- Dataset records
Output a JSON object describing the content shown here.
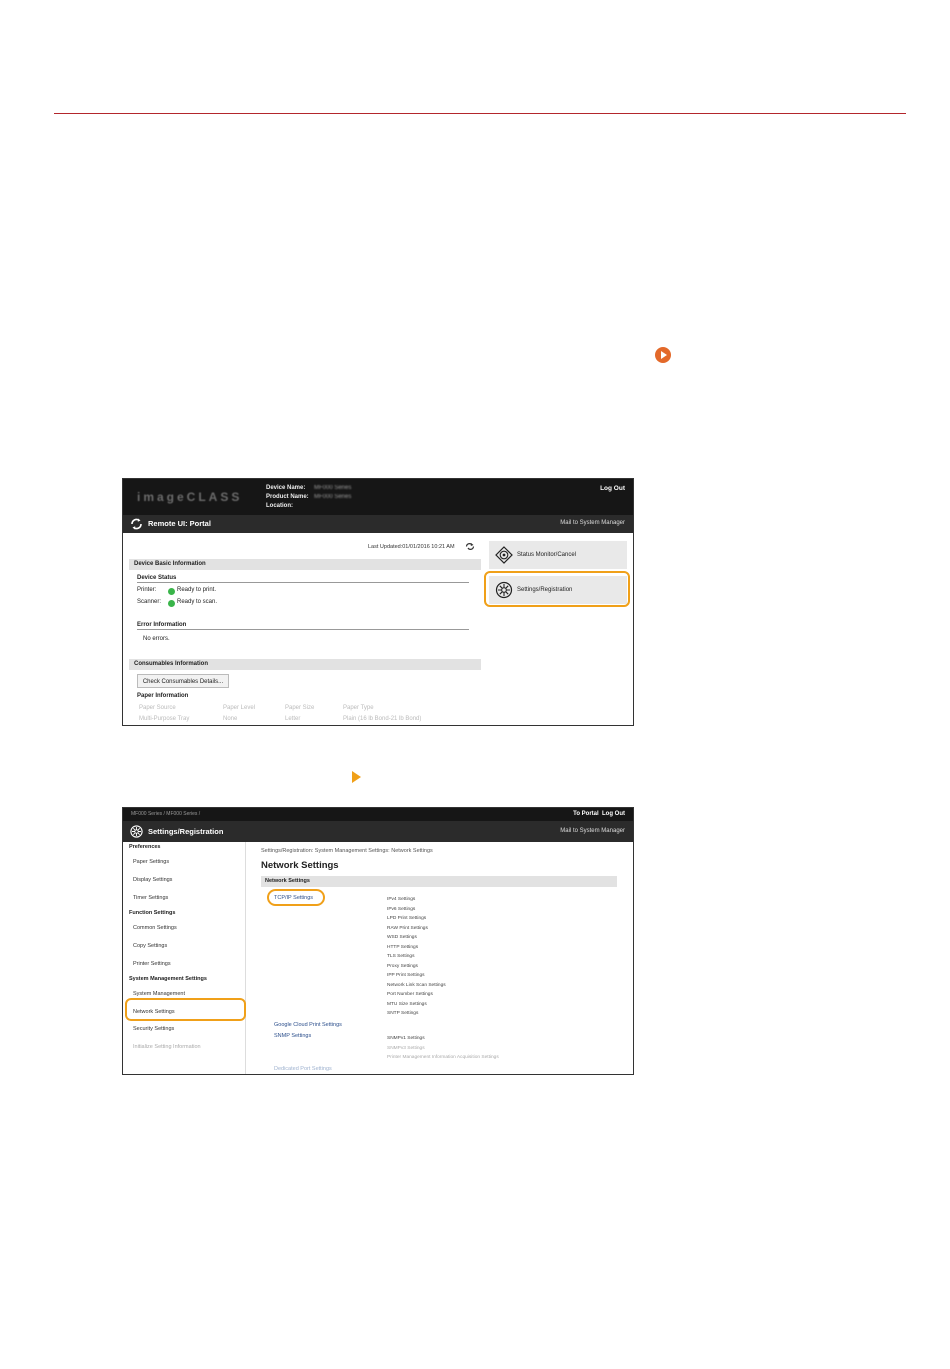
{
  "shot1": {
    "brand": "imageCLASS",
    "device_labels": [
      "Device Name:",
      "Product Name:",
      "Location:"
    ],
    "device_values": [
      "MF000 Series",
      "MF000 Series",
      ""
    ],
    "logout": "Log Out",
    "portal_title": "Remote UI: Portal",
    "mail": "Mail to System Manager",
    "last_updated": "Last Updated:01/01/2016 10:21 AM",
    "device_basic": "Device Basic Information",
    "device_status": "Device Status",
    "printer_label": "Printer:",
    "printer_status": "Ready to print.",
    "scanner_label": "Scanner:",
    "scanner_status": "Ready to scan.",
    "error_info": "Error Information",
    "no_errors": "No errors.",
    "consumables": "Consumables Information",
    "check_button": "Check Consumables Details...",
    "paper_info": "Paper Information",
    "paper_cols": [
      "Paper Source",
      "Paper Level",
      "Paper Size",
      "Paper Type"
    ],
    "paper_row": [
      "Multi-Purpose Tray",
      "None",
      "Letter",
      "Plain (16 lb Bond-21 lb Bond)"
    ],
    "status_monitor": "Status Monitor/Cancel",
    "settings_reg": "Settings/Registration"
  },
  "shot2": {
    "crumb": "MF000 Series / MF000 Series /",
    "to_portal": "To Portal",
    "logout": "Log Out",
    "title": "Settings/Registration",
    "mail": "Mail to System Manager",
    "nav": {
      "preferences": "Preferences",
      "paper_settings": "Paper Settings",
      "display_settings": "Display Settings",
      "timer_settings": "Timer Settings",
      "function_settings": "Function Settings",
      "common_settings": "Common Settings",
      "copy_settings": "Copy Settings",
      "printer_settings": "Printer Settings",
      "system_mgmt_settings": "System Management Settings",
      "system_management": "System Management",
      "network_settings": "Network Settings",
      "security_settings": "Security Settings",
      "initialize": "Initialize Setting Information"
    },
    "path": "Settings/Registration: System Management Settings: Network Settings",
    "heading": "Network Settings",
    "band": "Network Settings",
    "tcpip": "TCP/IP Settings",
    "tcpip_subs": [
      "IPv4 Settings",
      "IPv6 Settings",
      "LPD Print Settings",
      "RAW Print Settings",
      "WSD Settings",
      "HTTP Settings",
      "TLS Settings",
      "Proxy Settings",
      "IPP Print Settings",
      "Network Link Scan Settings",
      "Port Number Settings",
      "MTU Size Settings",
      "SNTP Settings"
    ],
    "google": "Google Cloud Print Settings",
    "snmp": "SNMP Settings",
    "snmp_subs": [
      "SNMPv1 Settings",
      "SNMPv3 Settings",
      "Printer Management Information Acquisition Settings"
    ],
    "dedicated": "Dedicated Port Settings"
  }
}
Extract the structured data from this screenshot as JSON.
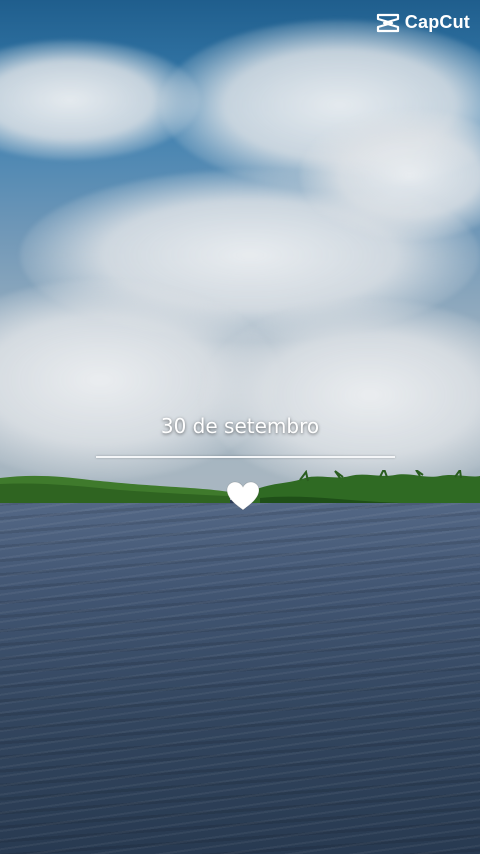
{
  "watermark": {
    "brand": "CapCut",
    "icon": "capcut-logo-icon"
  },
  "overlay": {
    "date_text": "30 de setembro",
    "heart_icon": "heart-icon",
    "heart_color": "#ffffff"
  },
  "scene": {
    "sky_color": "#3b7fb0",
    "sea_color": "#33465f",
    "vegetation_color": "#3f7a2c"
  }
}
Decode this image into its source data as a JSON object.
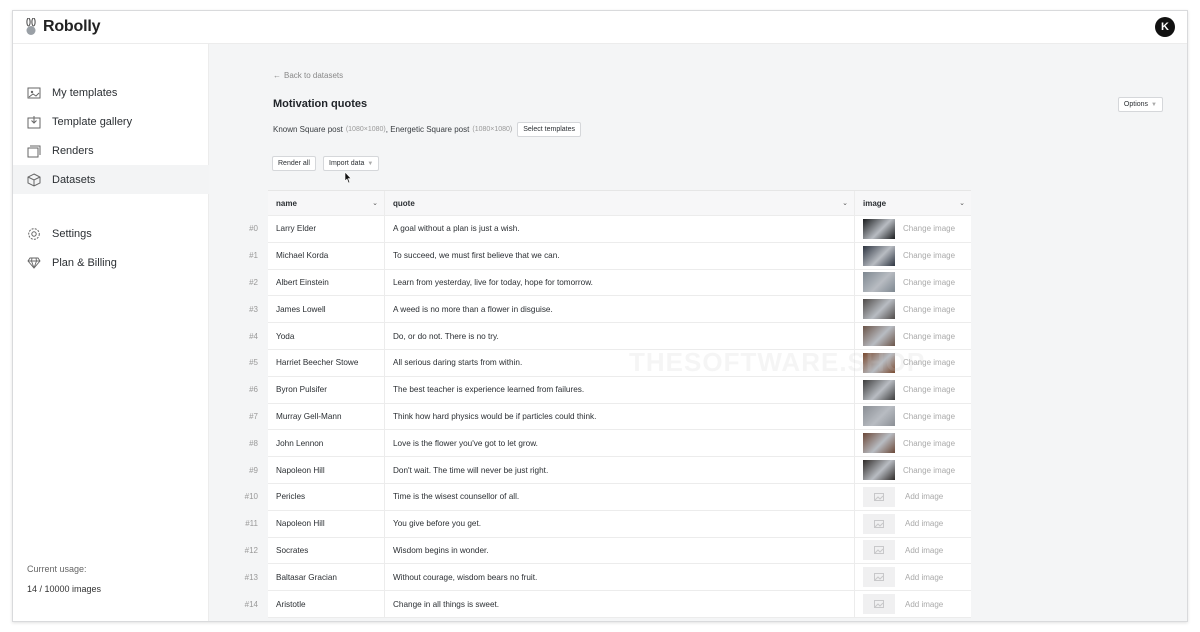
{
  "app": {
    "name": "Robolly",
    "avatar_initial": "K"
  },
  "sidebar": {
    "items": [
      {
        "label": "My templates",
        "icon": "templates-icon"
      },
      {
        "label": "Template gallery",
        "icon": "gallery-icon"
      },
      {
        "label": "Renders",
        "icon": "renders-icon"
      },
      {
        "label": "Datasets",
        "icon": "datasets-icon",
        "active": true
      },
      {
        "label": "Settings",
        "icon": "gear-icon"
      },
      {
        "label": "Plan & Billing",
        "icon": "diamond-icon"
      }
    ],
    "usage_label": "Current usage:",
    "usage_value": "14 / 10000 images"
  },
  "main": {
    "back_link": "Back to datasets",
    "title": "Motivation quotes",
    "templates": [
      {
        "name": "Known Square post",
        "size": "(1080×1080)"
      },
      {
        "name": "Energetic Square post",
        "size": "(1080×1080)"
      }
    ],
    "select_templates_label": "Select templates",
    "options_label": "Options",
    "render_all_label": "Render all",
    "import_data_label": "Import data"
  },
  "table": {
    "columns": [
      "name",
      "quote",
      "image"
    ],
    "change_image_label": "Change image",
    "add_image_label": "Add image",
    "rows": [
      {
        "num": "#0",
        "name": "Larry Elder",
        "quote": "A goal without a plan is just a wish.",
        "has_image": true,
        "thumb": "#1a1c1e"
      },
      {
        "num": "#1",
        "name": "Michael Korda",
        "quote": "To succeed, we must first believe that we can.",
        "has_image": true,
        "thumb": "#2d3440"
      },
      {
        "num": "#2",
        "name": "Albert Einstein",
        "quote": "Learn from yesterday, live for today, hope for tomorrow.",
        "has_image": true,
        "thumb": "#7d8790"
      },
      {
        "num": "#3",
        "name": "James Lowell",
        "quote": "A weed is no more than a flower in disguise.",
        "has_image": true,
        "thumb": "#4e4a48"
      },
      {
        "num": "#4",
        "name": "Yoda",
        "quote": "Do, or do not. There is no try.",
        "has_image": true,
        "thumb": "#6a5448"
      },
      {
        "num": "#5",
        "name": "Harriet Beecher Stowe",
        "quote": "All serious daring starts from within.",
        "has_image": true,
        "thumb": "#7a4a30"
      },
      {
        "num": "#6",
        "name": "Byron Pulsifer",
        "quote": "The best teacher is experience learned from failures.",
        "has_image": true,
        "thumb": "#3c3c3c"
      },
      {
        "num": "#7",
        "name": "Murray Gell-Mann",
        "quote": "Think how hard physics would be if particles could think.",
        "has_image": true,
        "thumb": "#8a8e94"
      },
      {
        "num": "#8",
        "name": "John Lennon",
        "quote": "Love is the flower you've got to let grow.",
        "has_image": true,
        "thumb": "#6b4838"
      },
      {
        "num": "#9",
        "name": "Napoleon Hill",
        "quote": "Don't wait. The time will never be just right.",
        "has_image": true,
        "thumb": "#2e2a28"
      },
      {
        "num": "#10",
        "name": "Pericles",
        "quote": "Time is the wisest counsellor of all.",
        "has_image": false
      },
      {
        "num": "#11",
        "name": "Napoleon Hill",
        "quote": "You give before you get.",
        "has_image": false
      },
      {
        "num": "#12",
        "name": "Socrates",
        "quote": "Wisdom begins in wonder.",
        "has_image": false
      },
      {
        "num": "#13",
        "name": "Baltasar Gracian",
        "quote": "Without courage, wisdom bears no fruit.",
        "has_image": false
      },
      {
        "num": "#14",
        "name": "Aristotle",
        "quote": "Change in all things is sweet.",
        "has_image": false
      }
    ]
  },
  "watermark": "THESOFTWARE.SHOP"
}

- Work to complete
Look through the data above. Copy every line with the string "Change" in it.

- Finished task
    "change_image_label": "Change image",
        "quote": "Change in all things is sweet.",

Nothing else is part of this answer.